- **To be done**: Pictures do not belong in the copy, so please give every entry below again exactly.

(Figure data in JSON)
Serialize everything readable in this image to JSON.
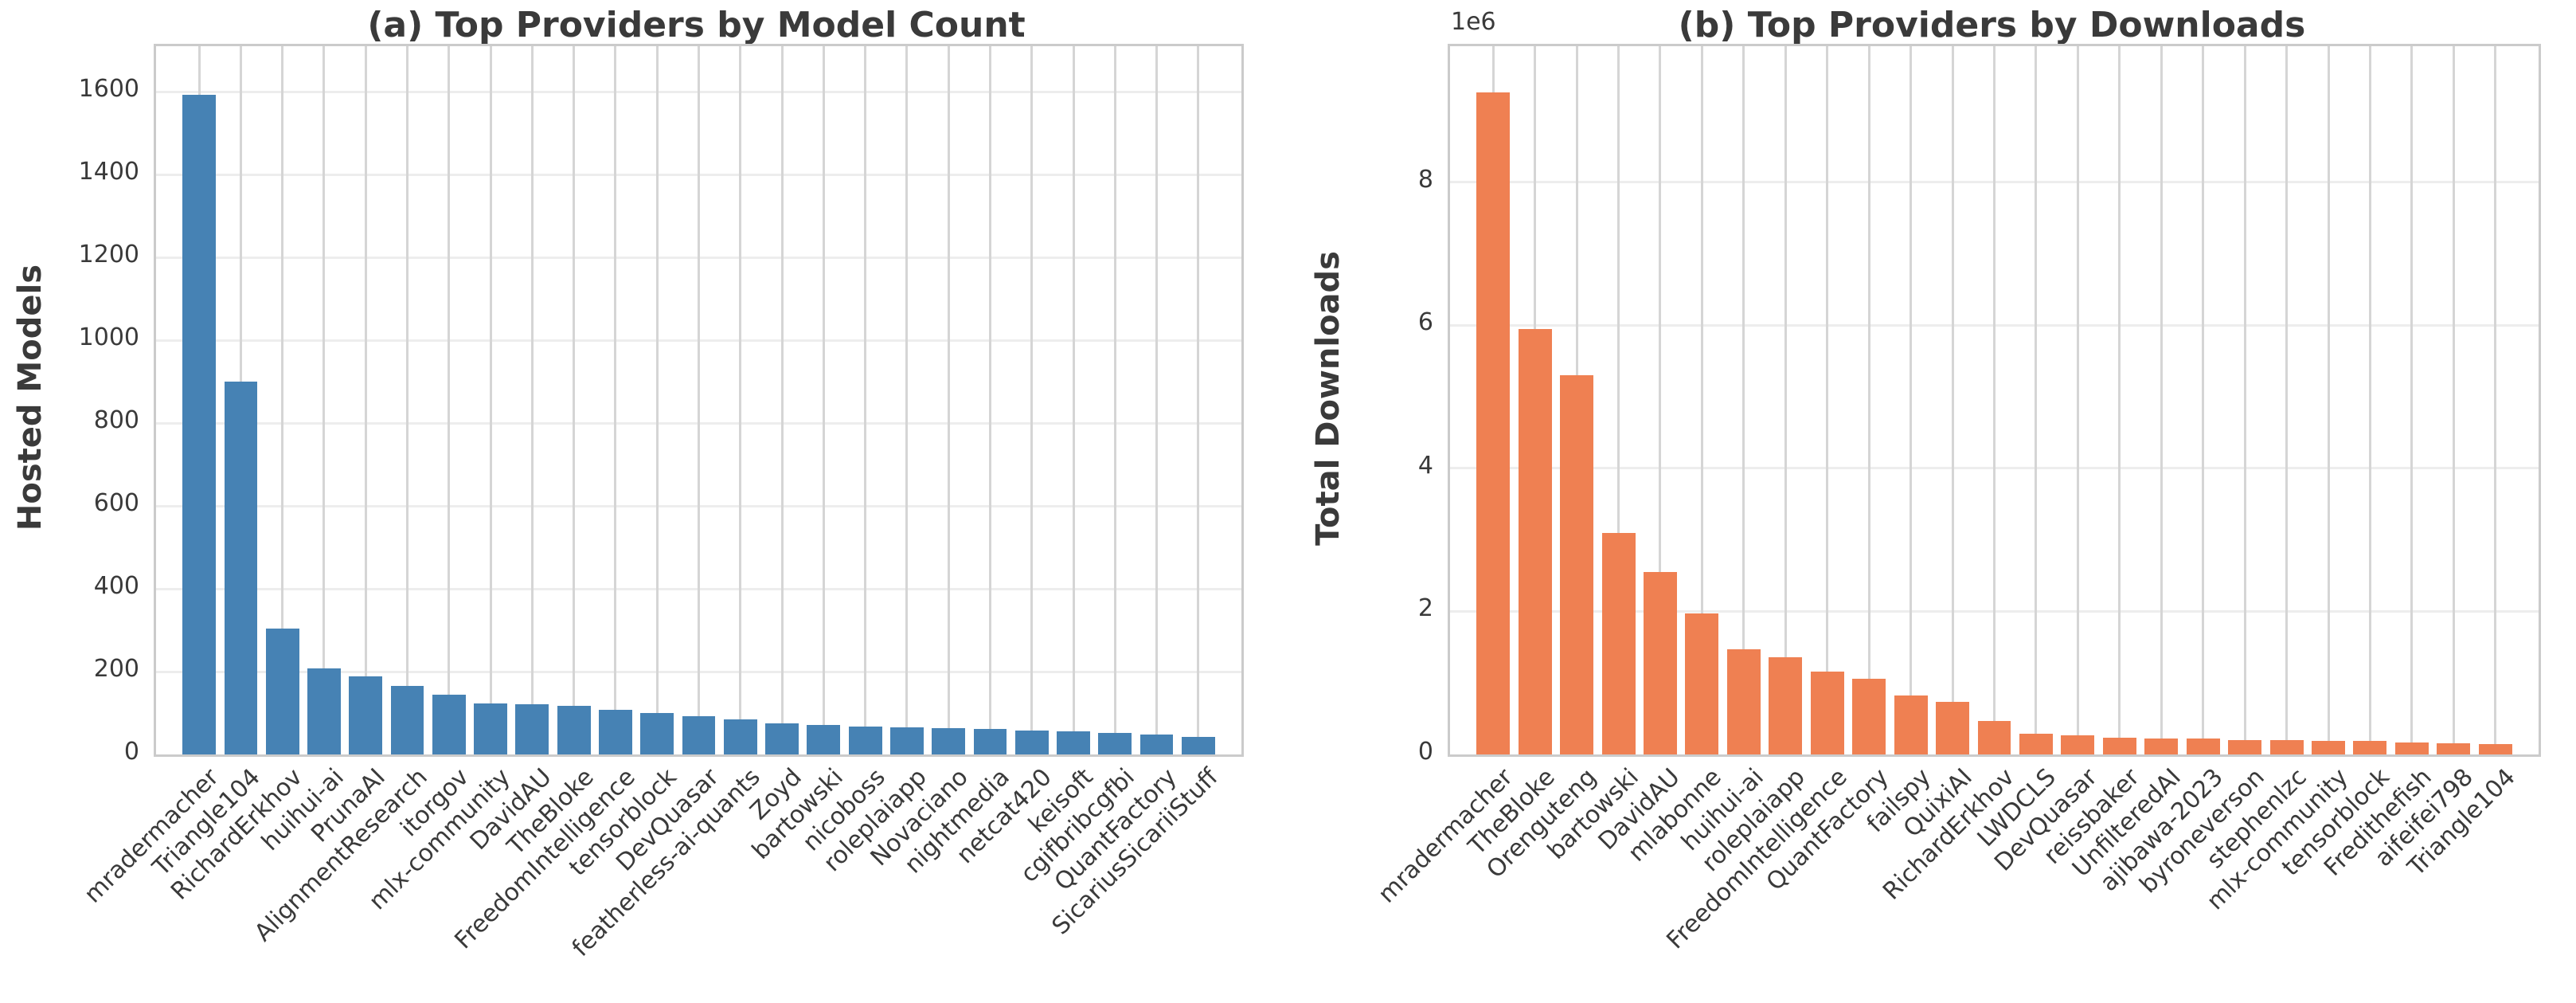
{
  "figure_background": "#ffffff",
  "text_color": "#3a3a3a",
  "grid_color_vertical": "#d5d5d5",
  "grid_color_horizontal": "#ededed",
  "chart_data": [
    {
      "type": "bar",
      "panel": "a",
      "title": "(a) Top Providers by Model Count",
      "ylabel": "Hosted Models",
      "xlabel": "",
      "bar_color": "#4682B4",
      "legend": "none",
      "grid": "on",
      "x_tick_rotation": 45,
      "ylim": [
        0,
        1710
      ],
      "ytick_values": [
        0,
        200,
        400,
        600,
        800,
        1000,
        1200,
        1400,
        1600
      ],
      "ytick_labels": [
        "0",
        "200",
        "400",
        "600",
        "800",
        "1000",
        "1200",
        "1400",
        "1600"
      ],
      "categories": [
        "mradermacher",
        "Triangle104",
        "RichardErkhov",
        "huihui-ai",
        "PrunaAI",
        "AlignmentResearch",
        "itorgov",
        "mlx-community",
        "DavidAU",
        "TheBloke",
        "FreedomIntelligence",
        "tensorblock",
        "DevQuasar",
        "featherless-ai-quants",
        "Zoyd",
        "bartowski",
        "nicoboss",
        "roleplaiapp",
        "Novaciano",
        "nightmedia",
        "netcat420",
        "keisoft",
        "cgifbribcgfbi",
        "QuantFactory",
        "SicariusSicariiStuff"
      ],
      "values": [
        1593,
        900,
        303,
        207,
        188,
        166,
        144,
        123,
        122,
        118,
        108,
        101,
        93,
        84,
        76,
        71,
        68,
        65,
        63,
        61,
        58,
        56,
        52,
        48,
        42
      ]
    },
    {
      "type": "bar",
      "panel": "b",
      "title": "(b) Top Providers by Downloads",
      "ylabel": "Total Downloads",
      "xlabel": "",
      "offset_text": "1e6",
      "bar_color": "#EF8052",
      "legend": "none",
      "grid": "on",
      "x_tick_rotation": 45,
      "ylim": [
        0,
        9900000
      ],
      "ytick_values": [
        0,
        2000000,
        4000000,
        6000000,
        8000000
      ],
      "ytick_labels": [
        "0",
        "2",
        "4",
        "6",
        "8"
      ],
      "categories": [
        "mradermacher",
        "TheBloke",
        "Orenguteng",
        "bartowski",
        "DavidAU",
        "mlabonne",
        "huihui-ai",
        "roleplaiapp",
        "FreedomIntelligence",
        "QuantFactory",
        "failspy",
        "QuixiAI",
        "RichardErkhov",
        "LWDCLS",
        "DevQuasar",
        "reissbaker",
        "UnfilteredAI",
        "ajibawa-2023",
        "byroneverson",
        "stephenlzc",
        "mlx-community",
        "tensorblock",
        "Fredithefish",
        "aifeifei798",
        "Triangle104"
      ],
      "values": [
        9250000,
        5950000,
        5300000,
        3100000,
        2550000,
        1970000,
        1470000,
        1360000,
        1160000,
        1060000,
        820000,
        730000,
        470000,
        290000,
        270000,
        230000,
        225000,
        220000,
        200000,
        200000,
        195000,
        190000,
        165000,
        155000,
        150000
      ]
    }
  ]
}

- **Task output**:
Serialize everything readable in this image to JSON.
{
  "figure_background": "#ffffff",
  "text_color": "#3a3a3a",
  "grid_color_vertical": "#d5d5d5",
  "grid_color_horizontal": "#ededed",
  "chart_data": [
    {
      "type": "bar",
      "panel": "a",
      "title": "(a) Top Providers by Model Count",
      "ylabel": "Hosted Models",
      "xlabel": "",
      "bar_color": "#4682B4",
      "legend": "none",
      "grid": "on",
      "x_tick_rotation": 45,
      "ylim": [
        0,
        1710
      ],
      "ytick_values": [
        0,
        200,
        400,
        600,
        800,
        1000,
        1200,
        1400,
        1600
      ],
      "ytick_labels": [
        "0",
        "200",
        "400",
        "600",
        "800",
        "1000",
        "1200",
        "1400",
        "1600"
      ],
      "categories": [
        "mradermacher",
        "Triangle104",
        "RichardErkhov",
        "huihui-ai",
        "PrunaAI",
        "AlignmentResearch",
        "itorgov",
        "mlx-community",
        "DavidAU",
        "TheBloke",
        "FreedomIntelligence",
        "tensorblock",
        "DevQuasar",
        "featherless-ai-quants",
        "Zoyd",
        "bartowski",
        "nicoboss",
        "roleplaiapp",
        "Novaciano",
        "nightmedia",
        "netcat420",
        "keisoft",
        "cgifbribcgfbi",
        "QuantFactory",
        "SicariusSicariiStuff"
      ],
      "values": [
        1593,
        900,
        303,
        207,
        188,
        166,
        144,
        123,
        122,
        118,
        108,
        101,
        93,
        84,
        76,
        71,
        68,
        65,
        63,
        61,
        58,
        56,
        52,
        48,
        42
      ]
    },
    {
      "type": "bar",
      "panel": "b",
      "title": "(b) Top Providers by Downloads",
      "ylabel": "Total Downloads",
      "xlabel": "",
      "offset_text": "1e6",
      "bar_color": "#EF8052",
      "legend": "none",
      "grid": "on",
      "x_tick_rotation": 45,
      "ylim": [
        0,
        9900000
      ],
      "ytick_values": [
        0,
        2000000,
        4000000,
        6000000,
        8000000
      ],
      "ytick_labels": [
        "0",
        "2",
        "4",
        "6",
        "8"
      ],
      "categories": [
        "mradermacher",
        "TheBloke",
        "Orenguteng",
        "bartowski",
        "DavidAU",
        "mlabonne",
        "huihui-ai",
        "roleplaiapp",
        "FreedomIntelligence",
        "QuantFactory",
        "failspy",
        "QuixiAI",
        "RichardErkhov",
        "LWDCLS",
        "DevQuasar",
        "reissbaker",
        "UnfilteredAI",
        "ajibawa-2023",
        "byroneverson",
        "stephenlzc",
        "mlx-community",
        "tensorblock",
        "Fredithefish",
        "aifeifei798",
        "Triangle104"
      ],
      "values": [
        9250000,
        5950000,
        5300000,
        3100000,
        2550000,
        1970000,
        1470000,
        1360000,
        1160000,
        1060000,
        820000,
        730000,
        470000,
        290000,
        270000,
        230000,
        225000,
        220000,
        200000,
        200000,
        195000,
        190000,
        165000,
        155000,
        150000
      ]
    }
  ]
}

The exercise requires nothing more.